[GIVEN PROBLEM] Answer with a single number: the count of lines that hold "values".

#### DATASET ENTRIES

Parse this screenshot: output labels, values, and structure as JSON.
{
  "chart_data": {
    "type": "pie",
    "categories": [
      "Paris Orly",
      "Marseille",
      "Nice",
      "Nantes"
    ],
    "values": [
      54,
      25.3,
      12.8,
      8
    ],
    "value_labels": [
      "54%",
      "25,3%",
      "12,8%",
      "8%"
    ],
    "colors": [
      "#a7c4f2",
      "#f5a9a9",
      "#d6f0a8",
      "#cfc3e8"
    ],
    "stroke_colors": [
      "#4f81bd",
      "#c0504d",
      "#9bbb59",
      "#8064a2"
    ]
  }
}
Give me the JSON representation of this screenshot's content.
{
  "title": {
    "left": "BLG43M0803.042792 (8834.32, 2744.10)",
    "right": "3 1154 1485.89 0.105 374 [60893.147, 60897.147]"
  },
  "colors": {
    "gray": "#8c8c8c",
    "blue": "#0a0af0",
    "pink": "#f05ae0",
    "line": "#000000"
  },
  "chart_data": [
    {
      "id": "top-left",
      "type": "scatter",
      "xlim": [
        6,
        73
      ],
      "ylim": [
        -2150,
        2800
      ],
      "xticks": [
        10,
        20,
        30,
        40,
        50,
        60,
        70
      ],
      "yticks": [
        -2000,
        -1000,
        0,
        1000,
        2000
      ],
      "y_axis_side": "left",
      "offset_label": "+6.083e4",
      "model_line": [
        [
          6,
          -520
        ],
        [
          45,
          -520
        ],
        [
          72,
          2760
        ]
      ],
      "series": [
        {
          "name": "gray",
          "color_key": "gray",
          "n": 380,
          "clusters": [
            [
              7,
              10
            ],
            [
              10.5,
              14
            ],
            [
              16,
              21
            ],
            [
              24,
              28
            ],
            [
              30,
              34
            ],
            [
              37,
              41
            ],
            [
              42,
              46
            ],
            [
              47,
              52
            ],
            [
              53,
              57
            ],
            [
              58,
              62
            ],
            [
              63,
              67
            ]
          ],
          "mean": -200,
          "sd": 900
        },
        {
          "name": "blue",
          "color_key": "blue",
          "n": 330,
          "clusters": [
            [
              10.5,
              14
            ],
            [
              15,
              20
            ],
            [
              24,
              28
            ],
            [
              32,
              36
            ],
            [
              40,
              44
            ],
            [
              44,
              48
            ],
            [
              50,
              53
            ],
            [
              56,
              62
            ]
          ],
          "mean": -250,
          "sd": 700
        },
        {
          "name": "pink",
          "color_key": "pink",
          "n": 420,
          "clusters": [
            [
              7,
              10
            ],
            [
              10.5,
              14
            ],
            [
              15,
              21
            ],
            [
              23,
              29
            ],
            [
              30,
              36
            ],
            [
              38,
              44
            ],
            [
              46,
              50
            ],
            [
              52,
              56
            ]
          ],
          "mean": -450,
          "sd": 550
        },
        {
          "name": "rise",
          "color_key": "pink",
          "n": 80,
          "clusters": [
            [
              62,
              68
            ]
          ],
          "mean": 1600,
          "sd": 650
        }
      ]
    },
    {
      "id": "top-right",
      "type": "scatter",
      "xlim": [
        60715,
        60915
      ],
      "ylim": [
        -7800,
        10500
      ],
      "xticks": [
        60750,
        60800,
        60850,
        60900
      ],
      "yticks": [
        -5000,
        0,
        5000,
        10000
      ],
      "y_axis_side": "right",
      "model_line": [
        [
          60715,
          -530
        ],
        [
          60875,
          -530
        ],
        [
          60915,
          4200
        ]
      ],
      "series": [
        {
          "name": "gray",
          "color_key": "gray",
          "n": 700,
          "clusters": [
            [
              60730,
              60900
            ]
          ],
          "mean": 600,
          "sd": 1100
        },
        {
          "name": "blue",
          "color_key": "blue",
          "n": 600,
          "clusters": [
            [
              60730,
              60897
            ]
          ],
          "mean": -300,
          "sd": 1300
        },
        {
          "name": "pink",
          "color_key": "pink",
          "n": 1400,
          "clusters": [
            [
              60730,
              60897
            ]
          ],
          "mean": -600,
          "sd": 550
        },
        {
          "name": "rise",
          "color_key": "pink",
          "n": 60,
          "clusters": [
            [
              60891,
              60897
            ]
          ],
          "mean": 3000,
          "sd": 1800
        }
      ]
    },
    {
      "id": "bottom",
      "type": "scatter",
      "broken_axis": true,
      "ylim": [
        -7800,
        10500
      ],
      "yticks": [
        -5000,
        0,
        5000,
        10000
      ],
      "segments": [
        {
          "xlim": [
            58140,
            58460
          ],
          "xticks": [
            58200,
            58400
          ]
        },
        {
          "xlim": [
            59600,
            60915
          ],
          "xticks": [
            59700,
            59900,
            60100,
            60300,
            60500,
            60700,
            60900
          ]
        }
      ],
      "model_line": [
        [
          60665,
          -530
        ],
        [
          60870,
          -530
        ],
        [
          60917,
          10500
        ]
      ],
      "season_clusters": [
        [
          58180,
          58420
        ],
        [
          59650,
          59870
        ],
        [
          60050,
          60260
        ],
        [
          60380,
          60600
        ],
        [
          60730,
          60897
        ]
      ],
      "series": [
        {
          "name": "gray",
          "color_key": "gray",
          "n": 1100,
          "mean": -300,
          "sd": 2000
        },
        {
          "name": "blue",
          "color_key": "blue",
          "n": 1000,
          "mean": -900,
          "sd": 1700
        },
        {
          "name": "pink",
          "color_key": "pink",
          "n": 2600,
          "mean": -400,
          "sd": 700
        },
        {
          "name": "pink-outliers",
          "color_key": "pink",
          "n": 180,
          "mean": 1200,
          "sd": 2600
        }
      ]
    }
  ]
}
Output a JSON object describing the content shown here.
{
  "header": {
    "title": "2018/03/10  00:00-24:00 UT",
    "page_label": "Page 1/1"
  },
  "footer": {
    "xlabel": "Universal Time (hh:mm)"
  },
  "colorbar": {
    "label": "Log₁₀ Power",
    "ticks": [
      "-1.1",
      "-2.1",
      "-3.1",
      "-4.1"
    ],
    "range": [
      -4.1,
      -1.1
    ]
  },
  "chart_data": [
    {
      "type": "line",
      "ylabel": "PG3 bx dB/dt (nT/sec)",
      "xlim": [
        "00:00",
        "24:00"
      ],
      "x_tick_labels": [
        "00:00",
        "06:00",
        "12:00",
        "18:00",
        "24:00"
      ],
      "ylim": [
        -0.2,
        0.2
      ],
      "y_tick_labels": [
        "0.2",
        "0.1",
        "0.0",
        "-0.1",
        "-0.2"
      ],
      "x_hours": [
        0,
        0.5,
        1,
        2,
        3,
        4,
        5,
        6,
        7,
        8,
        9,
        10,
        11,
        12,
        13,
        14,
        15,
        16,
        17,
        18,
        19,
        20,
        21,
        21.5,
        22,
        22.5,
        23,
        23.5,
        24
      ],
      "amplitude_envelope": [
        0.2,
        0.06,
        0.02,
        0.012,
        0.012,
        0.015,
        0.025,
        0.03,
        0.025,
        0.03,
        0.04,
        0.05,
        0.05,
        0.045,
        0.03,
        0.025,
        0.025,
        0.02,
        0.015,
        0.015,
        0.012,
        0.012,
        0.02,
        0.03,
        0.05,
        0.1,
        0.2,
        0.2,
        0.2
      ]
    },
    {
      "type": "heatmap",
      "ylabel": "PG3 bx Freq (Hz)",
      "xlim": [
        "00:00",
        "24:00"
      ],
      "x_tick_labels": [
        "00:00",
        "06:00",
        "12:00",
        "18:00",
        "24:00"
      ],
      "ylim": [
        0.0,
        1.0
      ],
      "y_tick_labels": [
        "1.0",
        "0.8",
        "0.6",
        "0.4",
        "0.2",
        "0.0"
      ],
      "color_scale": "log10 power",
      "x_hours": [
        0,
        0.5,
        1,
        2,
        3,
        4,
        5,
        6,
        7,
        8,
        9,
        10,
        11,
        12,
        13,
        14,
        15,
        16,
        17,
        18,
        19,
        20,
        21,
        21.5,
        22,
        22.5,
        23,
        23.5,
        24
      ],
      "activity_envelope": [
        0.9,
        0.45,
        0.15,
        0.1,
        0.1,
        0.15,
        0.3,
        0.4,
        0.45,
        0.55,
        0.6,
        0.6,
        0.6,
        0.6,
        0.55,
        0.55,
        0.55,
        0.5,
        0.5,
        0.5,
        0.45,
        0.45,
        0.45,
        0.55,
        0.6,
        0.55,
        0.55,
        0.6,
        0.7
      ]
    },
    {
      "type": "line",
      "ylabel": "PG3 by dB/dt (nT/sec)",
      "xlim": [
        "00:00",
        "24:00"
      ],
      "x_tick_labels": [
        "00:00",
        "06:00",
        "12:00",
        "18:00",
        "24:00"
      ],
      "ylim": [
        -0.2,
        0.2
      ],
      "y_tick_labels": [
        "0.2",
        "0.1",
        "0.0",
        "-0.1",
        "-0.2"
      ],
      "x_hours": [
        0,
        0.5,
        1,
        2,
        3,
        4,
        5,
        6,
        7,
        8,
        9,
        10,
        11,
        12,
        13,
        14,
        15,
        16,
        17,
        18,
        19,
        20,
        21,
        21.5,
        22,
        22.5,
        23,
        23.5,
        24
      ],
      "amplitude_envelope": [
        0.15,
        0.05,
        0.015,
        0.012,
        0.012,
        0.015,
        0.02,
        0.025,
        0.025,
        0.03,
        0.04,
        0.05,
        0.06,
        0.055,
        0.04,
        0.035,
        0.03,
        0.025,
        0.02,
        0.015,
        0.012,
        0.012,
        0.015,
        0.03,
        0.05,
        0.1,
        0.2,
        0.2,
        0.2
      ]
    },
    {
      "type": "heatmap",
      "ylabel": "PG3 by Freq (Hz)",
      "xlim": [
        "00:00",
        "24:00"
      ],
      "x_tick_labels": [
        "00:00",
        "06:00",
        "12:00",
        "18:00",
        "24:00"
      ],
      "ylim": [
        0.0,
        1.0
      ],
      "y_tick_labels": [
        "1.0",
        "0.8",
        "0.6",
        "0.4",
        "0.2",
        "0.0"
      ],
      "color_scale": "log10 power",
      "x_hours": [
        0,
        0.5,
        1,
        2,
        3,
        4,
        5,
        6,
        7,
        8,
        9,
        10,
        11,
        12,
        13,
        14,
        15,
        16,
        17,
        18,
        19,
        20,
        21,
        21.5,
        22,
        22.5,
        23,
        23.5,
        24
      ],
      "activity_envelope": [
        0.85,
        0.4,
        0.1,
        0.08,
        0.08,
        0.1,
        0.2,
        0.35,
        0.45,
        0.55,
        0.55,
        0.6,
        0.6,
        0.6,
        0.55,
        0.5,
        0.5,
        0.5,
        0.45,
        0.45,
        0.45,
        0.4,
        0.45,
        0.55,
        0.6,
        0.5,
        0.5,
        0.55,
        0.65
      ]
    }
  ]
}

########

[THE RESULT] 2